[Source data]

*****

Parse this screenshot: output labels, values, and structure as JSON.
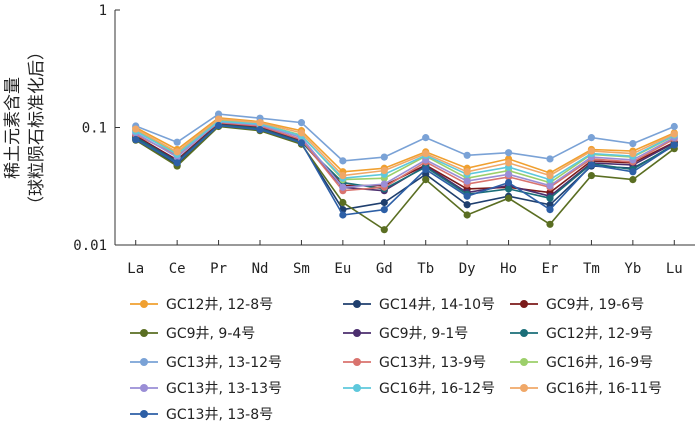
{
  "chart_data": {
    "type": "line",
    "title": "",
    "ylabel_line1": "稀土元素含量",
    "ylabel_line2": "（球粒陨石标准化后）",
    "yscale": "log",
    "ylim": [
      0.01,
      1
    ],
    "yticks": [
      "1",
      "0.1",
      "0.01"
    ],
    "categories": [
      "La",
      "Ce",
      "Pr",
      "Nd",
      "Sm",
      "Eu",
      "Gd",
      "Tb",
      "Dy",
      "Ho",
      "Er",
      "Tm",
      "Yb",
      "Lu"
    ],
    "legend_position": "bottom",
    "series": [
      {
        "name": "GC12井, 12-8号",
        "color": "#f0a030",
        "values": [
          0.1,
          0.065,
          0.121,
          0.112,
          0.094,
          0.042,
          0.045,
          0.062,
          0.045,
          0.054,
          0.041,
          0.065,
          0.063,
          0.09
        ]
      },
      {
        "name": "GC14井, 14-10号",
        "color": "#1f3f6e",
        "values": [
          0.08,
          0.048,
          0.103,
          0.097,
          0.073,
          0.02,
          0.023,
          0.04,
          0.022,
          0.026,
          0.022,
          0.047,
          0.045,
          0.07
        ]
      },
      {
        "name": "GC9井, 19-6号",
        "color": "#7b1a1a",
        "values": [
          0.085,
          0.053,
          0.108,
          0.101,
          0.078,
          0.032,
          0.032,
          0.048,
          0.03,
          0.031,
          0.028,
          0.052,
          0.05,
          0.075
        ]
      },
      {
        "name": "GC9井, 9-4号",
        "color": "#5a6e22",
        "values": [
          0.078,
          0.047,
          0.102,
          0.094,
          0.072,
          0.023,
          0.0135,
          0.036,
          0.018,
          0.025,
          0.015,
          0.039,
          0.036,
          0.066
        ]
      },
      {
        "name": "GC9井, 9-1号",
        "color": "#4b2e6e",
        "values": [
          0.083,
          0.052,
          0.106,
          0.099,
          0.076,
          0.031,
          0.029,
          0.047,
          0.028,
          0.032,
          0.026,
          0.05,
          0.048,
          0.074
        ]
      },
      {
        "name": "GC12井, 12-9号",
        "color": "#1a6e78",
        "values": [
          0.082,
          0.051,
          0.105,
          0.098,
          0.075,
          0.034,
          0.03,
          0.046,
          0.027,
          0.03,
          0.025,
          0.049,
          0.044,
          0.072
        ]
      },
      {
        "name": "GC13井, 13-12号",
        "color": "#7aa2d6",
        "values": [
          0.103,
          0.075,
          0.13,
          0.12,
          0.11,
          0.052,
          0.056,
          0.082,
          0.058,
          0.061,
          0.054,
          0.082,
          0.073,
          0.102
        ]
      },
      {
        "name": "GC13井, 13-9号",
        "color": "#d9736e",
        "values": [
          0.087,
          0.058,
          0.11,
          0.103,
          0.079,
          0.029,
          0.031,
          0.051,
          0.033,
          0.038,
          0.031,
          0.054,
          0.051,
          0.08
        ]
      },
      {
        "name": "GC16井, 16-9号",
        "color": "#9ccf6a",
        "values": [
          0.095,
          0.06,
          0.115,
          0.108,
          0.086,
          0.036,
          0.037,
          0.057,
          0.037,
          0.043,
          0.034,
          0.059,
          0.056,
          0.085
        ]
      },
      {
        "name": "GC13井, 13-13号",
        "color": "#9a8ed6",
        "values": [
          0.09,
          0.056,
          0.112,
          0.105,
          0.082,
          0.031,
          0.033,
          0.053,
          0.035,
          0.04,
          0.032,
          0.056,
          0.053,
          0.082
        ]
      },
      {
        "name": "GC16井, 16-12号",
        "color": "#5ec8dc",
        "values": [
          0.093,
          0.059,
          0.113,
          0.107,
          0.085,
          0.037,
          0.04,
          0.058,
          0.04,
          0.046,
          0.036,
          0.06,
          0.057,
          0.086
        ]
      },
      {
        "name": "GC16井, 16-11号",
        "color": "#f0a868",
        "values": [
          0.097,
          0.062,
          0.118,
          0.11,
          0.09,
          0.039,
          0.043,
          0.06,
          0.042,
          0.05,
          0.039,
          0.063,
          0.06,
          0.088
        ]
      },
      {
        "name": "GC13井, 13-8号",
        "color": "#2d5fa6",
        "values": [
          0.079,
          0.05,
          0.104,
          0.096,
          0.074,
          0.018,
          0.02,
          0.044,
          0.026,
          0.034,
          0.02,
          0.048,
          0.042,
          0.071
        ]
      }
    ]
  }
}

*****

## Your instructions
Pictures stay out; reproduce every line of the records exactly.

## Output
Parse this screenshot: output labels, values, and structure as JSON.
{
  "chart_data": {
    "type": "line",
    "title": "",
    "ylabel_line1": "稀土元素含量",
    "ylabel_line2": "（球粒陨石标准化后）",
    "yscale": "log",
    "ylim": [
      0.01,
      1
    ],
    "yticks": [
      "1",
      "0.1",
      "0.01"
    ],
    "categories": [
      "La",
      "Ce",
      "Pr",
      "Nd",
      "Sm",
      "Eu",
      "Gd",
      "Tb",
      "Dy",
      "Ho",
      "Er",
      "Tm",
      "Yb",
      "Lu"
    ],
    "legend_position": "bottom",
    "series": [
      {
        "name": "GC12井, 12-8号",
        "color": "#f0a030",
        "values": [
          0.1,
          0.065,
          0.121,
          0.112,
          0.094,
          0.042,
          0.045,
          0.062,
          0.045,
          0.054,
          0.041,
          0.065,
          0.063,
          0.09
        ]
      },
      {
        "name": "GC14井, 14-10号",
        "color": "#1f3f6e",
        "values": [
          0.08,
          0.048,
          0.103,
          0.097,
          0.073,
          0.02,
          0.023,
          0.04,
          0.022,
          0.026,
          0.022,
          0.047,
          0.045,
          0.07
        ]
      },
      {
        "name": "GC9井, 19-6号",
        "color": "#7b1a1a",
        "values": [
          0.085,
          0.053,
          0.108,
          0.101,
          0.078,
          0.032,
          0.032,
          0.048,
          0.03,
          0.031,
          0.028,
          0.052,
          0.05,
          0.075
        ]
      },
      {
        "name": "GC9井, 9-4号",
        "color": "#5a6e22",
        "values": [
          0.078,
          0.047,
          0.102,
          0.094,
          0.072,
          0.023,
          0.0135,
          0.036,
          0.018,
          0.025,
          0.015,
          0.039,
          0.036,
          0.066
        ]
      },
      {
        "name": "GC9井, 9-1号",
        "color": "#4b2e6e",
        "values": [
          0.083,
          0.052,
          0.106,
          0.099,
          0.076,
          0.031,
          0.029,
          0.047,
          0.028,
          0.032,
          0.026,
          0.05,
          0.048,
          0.074
        ]
      },
      {
        "name": "GC12井, 12-9号",
        "color": "#1a6e78",
        "values": [
          0.082,
          0.051,
          0.105,
          0.098,
          0.075,
          0.034,
          0.03,
          0.046,
          0.027,
          0.03,
          0.025,
          0.049,
          0.044,
          0.072
        ]
      },
      {
        "name": "GC13井, 13-12号",
        "color": "#7aa2d6",
        "values": [
          0.103,
          0.075,
          0.13,
          0.12,
          0.11,
          0.052,
          0.056,
          0.082,
          0.058,
          0.061,
          0.054,
          0.082,
          0.073,
          0.102
        ]
      },
      {
        "name": "GC13井, 13-9号",
        "color": "#d9736e",
        "values": [
          0.087,
          0.058,
          0.11,
          0.103,
          0.079,
          0.029,
          0.031,
          0.051,
          0.033,
          0.038,
          0.031,
          0.054,
          0.051,
          0.08
        ]
      },
      {
        "name": "GC16井, 16-9号",
        "color": "#9ccf6a",
        "values": [
          0.095,
          0.06,
          0.115,
          0.108,
          0.086,
          0.036,
          0.037,
          0.057,
          0.037,
          0.043,
          0.034,
          0.059,
          0.056,
          0.085
        ]
      },
      {
        "name": "GC13井, 13-13号",
        "color": "#9a8ed6",
        "values": [
          0.09,
          0.056,
          0.112,
          0.105,
          0.082,
          0.031,
          0.033,
          0.053,
          0.035,
          0.04,
          0.032,
          0.056,
          0.053,
          0.082
        ]
      },
      {
        "name": "GC16井, 16-12号",
        "color": "#5ec8dc",
        "values": [
          0.093,
          0.059,
          0.113,
          0.107,
          0.085,
          0.037,
          0.04,
          0.058,
          0.04,
          0.046,
          0.036,
          0.06,
          0.057,
          0.086
        ]
      },
      {
        "name": "GC16井, 16-11号",
        "color": "#f0a868",
        "values": [
          0.097,
          0.062,
          0.118,
          0.11,
          0.09,
          0.039,
          0.043,
          0.06,
          0.042,
          0.05,
          0.039,
          0.063,
          0.06,
          0.088
        ]
      },
      {
        "name": "GC13井, 13-8号",
        "color": "#2d5fa6",
        "values": [
          0.079,
          0.05,
          0.104,
          0.096,
          0.074,
          0.018,
          0.02,
          0.044,
          0.026,
          0.034,
          0.02,
          0.048,
          0.042,
          0.071
        ]
      }
    ]
  }
}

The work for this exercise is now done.